What you should do -
Every entry that follows should be repeated exactly; drop the images.

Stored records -
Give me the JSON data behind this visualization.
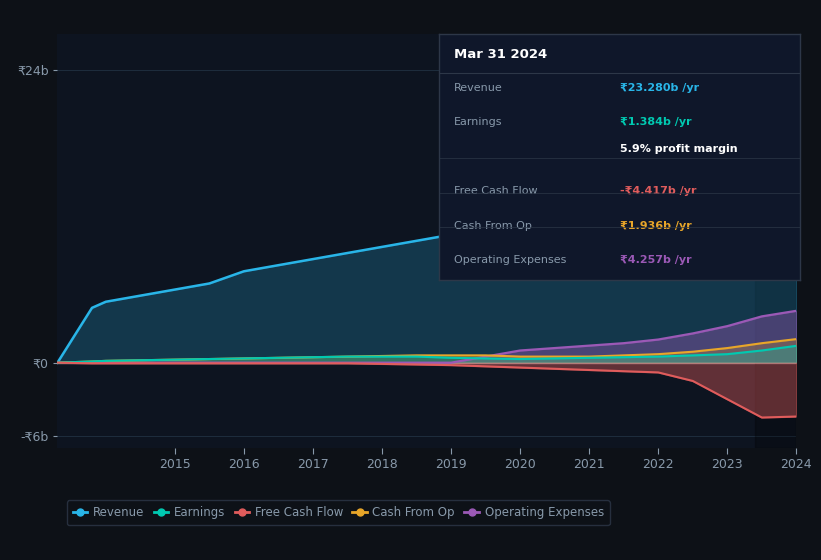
{
  "background_color": "#0d1117",
  "plot_bg_color": "#0d1420",
  "years": [
    2013.3,
    2013.8,
    2014,
    2014.5,
    2015,
    2015.5,
    2016,
    2016.5,
    2017,
    2017.5,
    2018,
    2018.5,
    2019,
    2019.5,
    2020,
    2020.5,
    2021,
    2021.5,
    2022,
    2022.5,
    2023,
    2023.5,
    2024
  ],
  "revenue": [
    0,
    4.5,
    5.0,
    5.5,
    6.0,
    6.5,
    7.5,
    8.0,
    8.5,
    9.0,
    9.5,
    10.0,
    10.5,
    11.0,
    10.5,
    10.0,
    10.2,
    11.0,
    13.0,
    16.0,
    18.5,
    21.0,
    23.28
  ],
  "earnings": [
    0,
    0.1,
    0.15,
    0.2,
    0.25,
    0.3,
    0.35,
    0.4,
    0.45,
    0.5,
    0.5,
    0.5,
    0.4,
    0.35,
    0.3,
    0.35,
    0.4,
    0.45,
    0.5,
    0.6,
    0.7,
    1.0,
    1.384
  ],
  "free_cash_flow": [
    0,
    -0.05,
    -0.05,
    -0.05,
    -0.05,
    -0.05,
    -0.05,
    -0.05,
    -0.05,
    -0.05,
    -0.1,
    -0.15,
    -0.2,
    -0.3,
    -0.4,
    -0.5,
    -0.6,
    -0.7,
    -0.8,
    -1.5,
    -3.0,
    -4.5,
    -4.417
  ],
  "cash_from_op": [
    0,
    0.1,
    0.15,
    0.2,
    0.25,
    0.3,
    0.35,
    0.4,
    0.45,
    0.5,
    0.55,
    0.6,
    0.6,
    0.6,
    0.5,
    0.5,
    0.5,
    0.6,
    0.7,
    0.9,
    1.2,
    1.6,
    1.936
  ],
  "op_expenses": [
    0,
    0,
    0,
    0,
    0,
    0,
    0,
    0,
    0,
    0,
    0,
    0,
    0,
    0.5,
    1.0,
    1.2,
    1.4,
    1.6,
    1.9,
    2.4,
    3.0,
    3.8,
    4.257
  ],
  "revenue_color": "#29b5e8",
  "earnings_color": "#00c9b1",
  "free_cash_flow_color": "#e05c5c",
  "cash_from_op_color": "#e8a629",
  "op_expenses_color": "#9b59b6",
  "grid_color": "#1e2d3d",
  "tick_color": "#8899aa",
  "white_line_color": "#ffffff",
  "ylim": [
    -7,
    27
  ],
  "yticks": [
    -6,
    0,
    24
  ],
  "ytick_labels": [
    "-₹6b",
    "₹0",
    "₹24b"
  ],
  "xtick_labels": [
    "2015",
    "2016",
    "2017",
    "2018",
    "2019",
    "2020",
    "2021",
    "2022",
    "2023",
    "2024"
  ],
  "xtick_values": [
    2015,
    2016,
    2017,
    2018,
    2019,
    2020,
    2021,
    2022,
    2023,
    2024
  ],
  "tooltip_bg": "#0f172a",
  "tooltip_border": "#2d3748",
  "tooltip_title": "Mar 31 2024",
  "tooltip_rows": [
    {
      "label": "Revenue",
      "value": "₹23.280b /yr",
      "color": "#29b5e8"
    },
    {
      "label": "Earnings",
      "value": "₹1.384b /yr",
      "color": "#00c9b1"
    },
    {
      "label": "",
      "value": "5.9% profit margin",
      "color": "#ffffff"
    },
    {
      "label": "Free Cash Flow",
      "value": "-₹4.417b /yr",
      "color": "#e05c5c"
    },
    {
      "label": "Cash From Op",
      "value": "₹1.936b /yr",
      "color": "#e8a629"
    },
    {
      "label": "Operating Expenses",
      "value": "₹4.257b /yr",
      "color": "#9b59b6"
    }
  ],
  "legend_items": [
    {
      "label": "Revenue",
      "color": "#29b5e8"
    },
    {
      "label": "Earnings",
      "color": "#00c9b1"
    },
    {
      "label": "Free Cash Flow",
      "color": "#e05c5c"
    },
    {
      "label": "Cash From Op",
      "color": "#e8a629"
    },
    {
      "label": "Operating Expenses",
      "color": "#9b59b6"
    }
  ]
}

Answer in full -
Give me the JSON data behind this visualization.
{
  "background_color": "#0d1117",
  "plot_bg_color": "#0d1420",
  "years": [
    2013.3,
    2013.8,
    2014,
    2014.5,
    2015,
    2015.5,
    2016,
    2016.5,
    2017,
    2017.5,
    2018,
    2018.5,
    2019,
    2019.5,
    2020,
    2020.5,
    2021,
    2021.5,
    2022,
    2022.5,
    2023,
    2023.5,
    2024
  ],
  "revenue": [
    0,
    4.5,
    5.0,
    5.5,
    6.0,
    6.5,
    7.5,
    8.0,
    8.5,
    9.0,
    9.5,
    10.0,
    10.5,
    11.0,
    10.5,
    10.0,
    10.2,
    11.0,
    13.0,
    16.0,
    18.5,
    21.0,
    23.28
  ],
  "earnings": [
    0,
    0.1,
    0.15,
    0.2,
    0.25,
    0.3,
    0.35,
    0.4,
    0.45,
    0.5,
    0.5,
    0.5,
    0.4,
    0.35,
    0.3,
    0.35,
    0.4,
    0.45,
    0.5,
    0.6,
    0.7,
    1.0,
    1.384
  ],
  "free_cash_flow": [
    0,
    -0.05,
    -0.05,
    -0.05,
    -0.05,
    -0.05,
    -0.05,
    -0.05,
    -0.05,
    -0.05,
    -0.1,
    -0.15,
    -0.2,
    -0.3,
    -0.4,
    -0.5,
    -0.6,
    -0.7,
    -0.8,
    -1.5,
    -3.0,
    -4.5,
    -4.417
  ],
  "cash_from_op": [
    0,
    0.1,
    0.15,
    0.2,
    0.25,
    0.3,
    0.35,
    0.4,
    0.45,
    0.5,
    0.55,
    0.6,
    0.6,
    0.6,
    0.5,
    0.5,
    0.5,
    0.6,
    0.7,
    0.9,
    1.2,
    1.6,
    1.936
  ],
  "op_expenses": [
    0,
    0,
    0,
    0,
    0,
    0,
    0,
    0,
    0,
    0,
    0,
    0,
    0,
    0.5,
    1.0,
    1.2,
    1.4,
    1.6,
    1.9,
    2.4,
    3.0,
    3.8,
    4.257
  ],
  "revenue_color": "#29b5e8",
  "earnings_color": "#00c9b1",
  "free_cash_flow_color": "#e05c5c",
  "cash_from_op_color": "#e8a629",
  "op_expenses_color": "#9b59b6",
  "grid_color": "#1e2d3d",
  "tick_color": "#8899aa",
  "white_line_color": "#ffffff",
  "ylim": [
    -7,
    27
  ],
  "yticks": [
    -6,
    0,
    24
  ],
  "ytick_labels": [
    "-₹6b",
    "₹0",
    "₹24b"
  ],
  "xtick_labels": [
    "2015",
    "2016",
    "2017",
    "2018",
    "2019",
    "2020",
    "2021",
    "2022",
    "2023",
    "2024"
  ],
  "xtick_values": [
    2015,
    2016,
    2017,
    2018,
    2019,
    2020,
    2021,
    2022,
    2023,
    2024
  ],
  "tooltip_bg": "#0f172a",
  "tooltip_border": "#2d3748",
  "tooltip_title": "Mar 31 2024",
  "tooltip_rows": [
    {
      "label": "Revenue",
      "value": "₹23.280b /yr",
      "color": "#29b5e8"
    },
    {
      "label": "Earnings",
      "value": "₹1.384b /yr",
      "color": "#00c9b1"
    },
    {
      "label": "",
      "value": "5.9% profit margin",
      "color": "#ffffff"
    },
    {
      "label": "Free Cash Flow",
      "value": "-₹4.417b /yr",
      "color": "#e05c5c"
    },
    {
      "label": "Cash From Op",
      "value": "₹1.936b /yr",
      "color": "#e8a629"
    },
    {
      "label": "Operating Expenses",
      "value": "₹4.257b /yr",
      "color": "#9b59b6"
    }
  ],
  "legend_items": [
    {
      "label": "Revenue",
      "color": "#29b5e8"
    },
    {
      "label": "Earnings",
      "color": "#00c9b1"
    },
    {
      "label": "Free Cash Flow",
      "color": "#e05c5c"
    },
    {
      "label": "Cash From Op",
      "color": "#e8a629"
    },
    {
      "label": "Operating Expenses",
      "color": "#9b59b6"
    }
  ]
}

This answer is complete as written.